» QUOTED PASSAGE:
========================

I actually used the very same technique once to level an outdoor aquarium in the garden on a concrete brick wall but did it the other way around. I drilled holes in the non-level concrete surface screwed bolts in. In the same pattern as in the picture above. Then put the level on the bold heads and levelled them to each other. Obviously, the bolds are sticking out from the concrete, I did put a washer on the bolt resting on the concrete then measured the distance between washer and bolt head. Then did cut a piece of 15mm metal tube to fit in between. Screwed the bolts out again, put the tube over it each bolt its own propper length and screwed them back in again.  The piece of metal tube and the washer under it supports the bolt preventing it from pressing further in under the weight from the tank. Also, this aquarium stands already quite some years in the garden on these upside-down levelling feet.

It's the exact same thing as levelling feet in the board, but then they are screwed in the floor instead.

========================

» DIRECTION 1: In the aquarium-leveling post, what size was the metal tube cut to fit between the washer and the bolt head?
» DIRECTION 2:
For each statement, say yes or no on whether it agrees with the aquarium-leveling post, and quote the words that decide it.
(a) The bolts were screwed into holes drilled in the concrete surface.
(b) The level was placed on the washers.
(c) The aquarium was set up in the garden only recently.
» DIRECTION 3: According to the aquarium-leveling post, why was a piece of metal tube placed over each bolt?
The records after this point are separate material, unrelated to the aquarium-leveling post.

========================

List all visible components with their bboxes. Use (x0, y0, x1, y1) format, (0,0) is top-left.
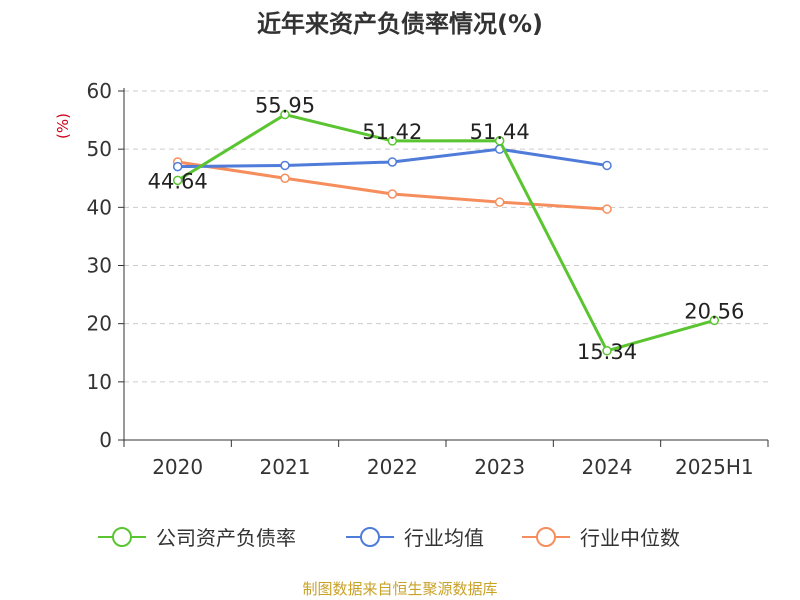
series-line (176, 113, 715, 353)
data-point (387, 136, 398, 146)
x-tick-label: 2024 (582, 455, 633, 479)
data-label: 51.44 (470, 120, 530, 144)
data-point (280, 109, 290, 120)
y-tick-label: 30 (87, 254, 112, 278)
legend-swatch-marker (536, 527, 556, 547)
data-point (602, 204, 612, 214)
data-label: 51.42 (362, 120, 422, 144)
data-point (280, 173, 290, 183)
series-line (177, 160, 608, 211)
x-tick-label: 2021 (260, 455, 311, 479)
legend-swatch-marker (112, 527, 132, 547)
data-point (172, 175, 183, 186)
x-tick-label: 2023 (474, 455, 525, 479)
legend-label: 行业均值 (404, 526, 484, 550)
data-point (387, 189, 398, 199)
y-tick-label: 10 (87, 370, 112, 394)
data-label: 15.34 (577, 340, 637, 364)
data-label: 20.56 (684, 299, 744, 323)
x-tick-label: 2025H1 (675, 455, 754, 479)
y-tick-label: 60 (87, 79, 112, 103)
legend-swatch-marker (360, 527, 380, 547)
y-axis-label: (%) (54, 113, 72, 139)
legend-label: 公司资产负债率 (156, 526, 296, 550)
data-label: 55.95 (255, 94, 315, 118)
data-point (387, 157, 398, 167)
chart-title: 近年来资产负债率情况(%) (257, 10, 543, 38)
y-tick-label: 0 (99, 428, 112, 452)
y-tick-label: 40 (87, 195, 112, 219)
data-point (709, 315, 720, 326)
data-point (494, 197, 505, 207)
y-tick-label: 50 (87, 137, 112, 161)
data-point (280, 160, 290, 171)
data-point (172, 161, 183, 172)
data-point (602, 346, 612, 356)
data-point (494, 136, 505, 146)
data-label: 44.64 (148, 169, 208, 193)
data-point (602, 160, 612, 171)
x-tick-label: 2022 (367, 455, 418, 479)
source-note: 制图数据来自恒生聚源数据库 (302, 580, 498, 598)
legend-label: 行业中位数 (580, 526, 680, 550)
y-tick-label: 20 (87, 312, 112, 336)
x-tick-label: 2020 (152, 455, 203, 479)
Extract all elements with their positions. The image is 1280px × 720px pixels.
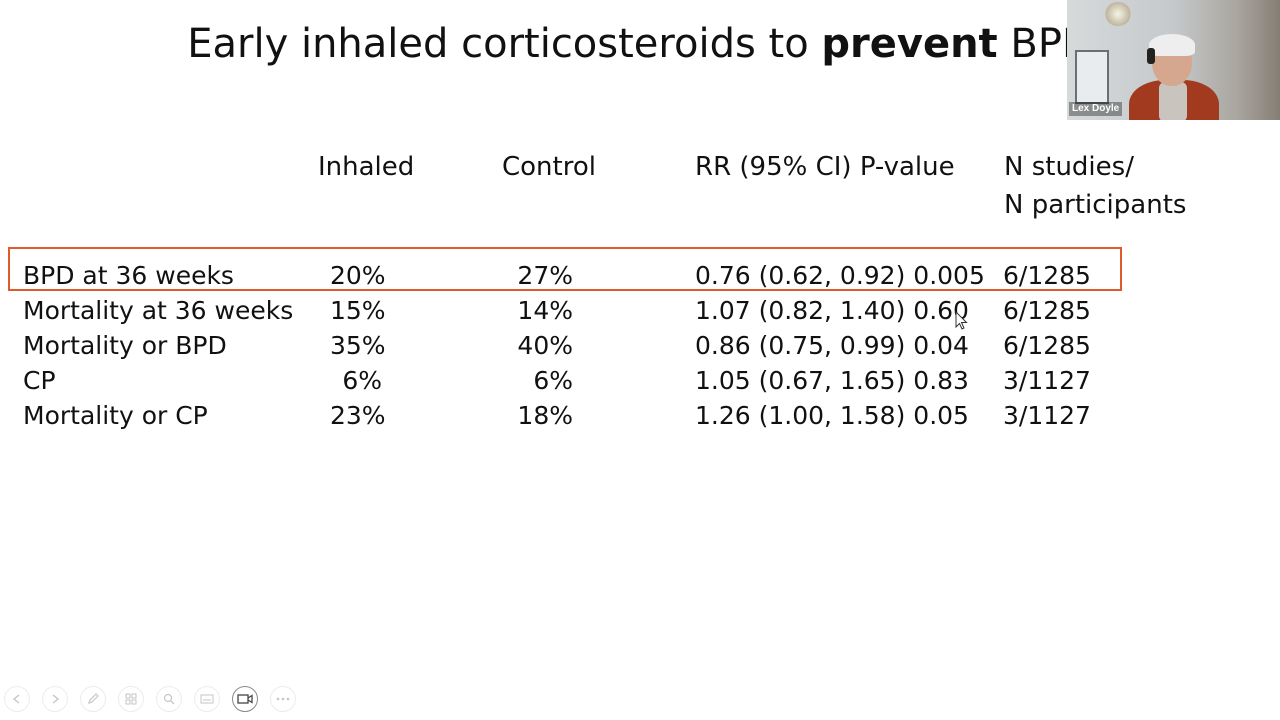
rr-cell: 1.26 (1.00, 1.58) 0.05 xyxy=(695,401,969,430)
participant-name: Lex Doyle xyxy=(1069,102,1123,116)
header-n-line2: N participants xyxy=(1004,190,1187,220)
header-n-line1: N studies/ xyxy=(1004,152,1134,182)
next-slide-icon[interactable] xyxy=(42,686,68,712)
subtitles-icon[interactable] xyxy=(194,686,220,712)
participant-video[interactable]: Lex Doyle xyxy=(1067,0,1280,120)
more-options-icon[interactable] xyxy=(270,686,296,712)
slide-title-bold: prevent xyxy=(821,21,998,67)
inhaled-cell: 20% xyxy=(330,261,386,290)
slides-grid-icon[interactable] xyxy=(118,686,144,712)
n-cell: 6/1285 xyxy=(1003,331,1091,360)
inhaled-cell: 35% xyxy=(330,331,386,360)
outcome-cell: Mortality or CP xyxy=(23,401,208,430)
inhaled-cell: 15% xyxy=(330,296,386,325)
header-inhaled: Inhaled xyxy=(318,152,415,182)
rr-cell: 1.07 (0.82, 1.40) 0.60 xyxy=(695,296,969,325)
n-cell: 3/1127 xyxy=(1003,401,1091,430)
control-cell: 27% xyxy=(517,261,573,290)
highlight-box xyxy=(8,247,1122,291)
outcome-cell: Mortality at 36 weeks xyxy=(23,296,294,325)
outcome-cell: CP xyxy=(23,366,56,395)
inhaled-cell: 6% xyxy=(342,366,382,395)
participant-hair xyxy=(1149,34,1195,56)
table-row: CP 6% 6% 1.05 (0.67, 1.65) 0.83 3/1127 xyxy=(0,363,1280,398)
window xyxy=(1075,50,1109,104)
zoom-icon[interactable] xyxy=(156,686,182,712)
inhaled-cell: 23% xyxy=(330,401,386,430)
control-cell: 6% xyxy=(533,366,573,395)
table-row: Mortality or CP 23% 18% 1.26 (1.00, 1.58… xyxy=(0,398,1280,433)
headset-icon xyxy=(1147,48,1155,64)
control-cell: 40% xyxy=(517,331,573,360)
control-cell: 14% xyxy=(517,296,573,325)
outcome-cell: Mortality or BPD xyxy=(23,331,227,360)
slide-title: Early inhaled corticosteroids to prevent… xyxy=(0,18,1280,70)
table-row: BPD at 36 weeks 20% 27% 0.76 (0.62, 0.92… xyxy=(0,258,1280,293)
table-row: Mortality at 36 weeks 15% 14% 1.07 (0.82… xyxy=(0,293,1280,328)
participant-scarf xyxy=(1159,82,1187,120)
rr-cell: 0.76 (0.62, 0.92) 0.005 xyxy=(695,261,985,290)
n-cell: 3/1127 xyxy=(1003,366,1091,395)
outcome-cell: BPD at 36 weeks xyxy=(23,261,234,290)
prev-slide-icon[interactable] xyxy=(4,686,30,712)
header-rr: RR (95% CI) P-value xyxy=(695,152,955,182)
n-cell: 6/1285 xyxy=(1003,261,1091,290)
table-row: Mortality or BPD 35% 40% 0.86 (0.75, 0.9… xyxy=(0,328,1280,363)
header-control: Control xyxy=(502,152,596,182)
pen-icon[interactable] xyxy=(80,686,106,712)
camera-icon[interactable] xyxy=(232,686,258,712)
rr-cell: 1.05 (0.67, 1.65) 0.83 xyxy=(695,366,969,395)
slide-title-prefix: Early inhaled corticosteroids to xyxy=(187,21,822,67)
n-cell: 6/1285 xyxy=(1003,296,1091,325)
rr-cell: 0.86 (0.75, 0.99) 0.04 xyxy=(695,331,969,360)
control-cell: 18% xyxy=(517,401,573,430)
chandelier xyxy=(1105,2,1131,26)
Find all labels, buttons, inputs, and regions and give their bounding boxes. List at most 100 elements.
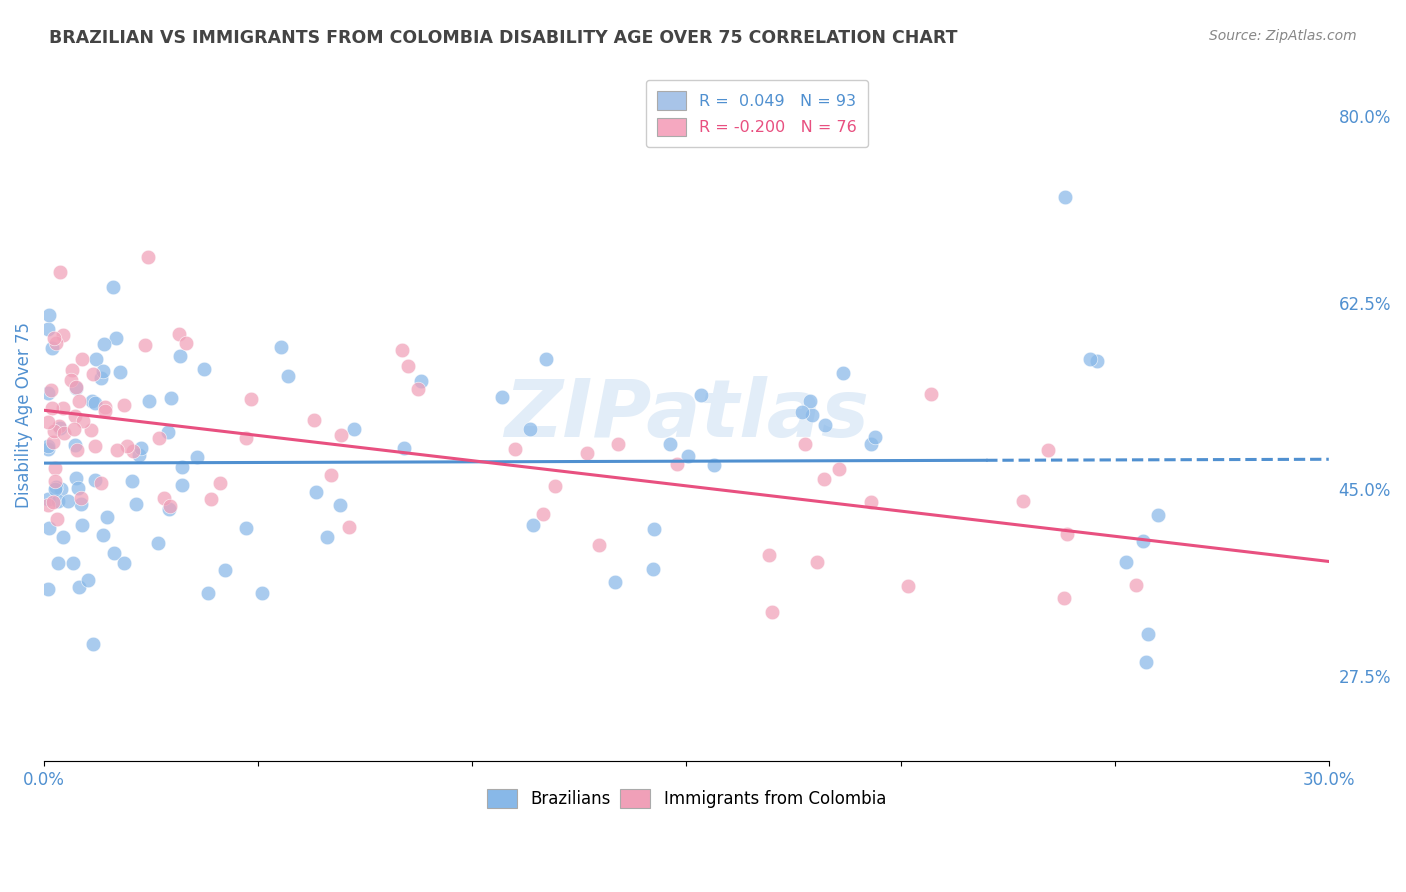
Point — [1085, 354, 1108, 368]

========================

» CORRECT OUTPUT 1: 15mm

» CORRECT OUTPUT 2:
(a) Yes: "I drilled holes in the non-level concrete surface screwed bolts in."
(b) No: "Then put the level on the bold heads and levelled them to each other."
(c) No: "this aquarium stands already quite some years in the garden on these upside-down levelling feet."

» CORRECT OUTPUT 3: The tube and the washer under it support the bolt. This keeps the bolt from pressing further into the concrete under the weight of the tank.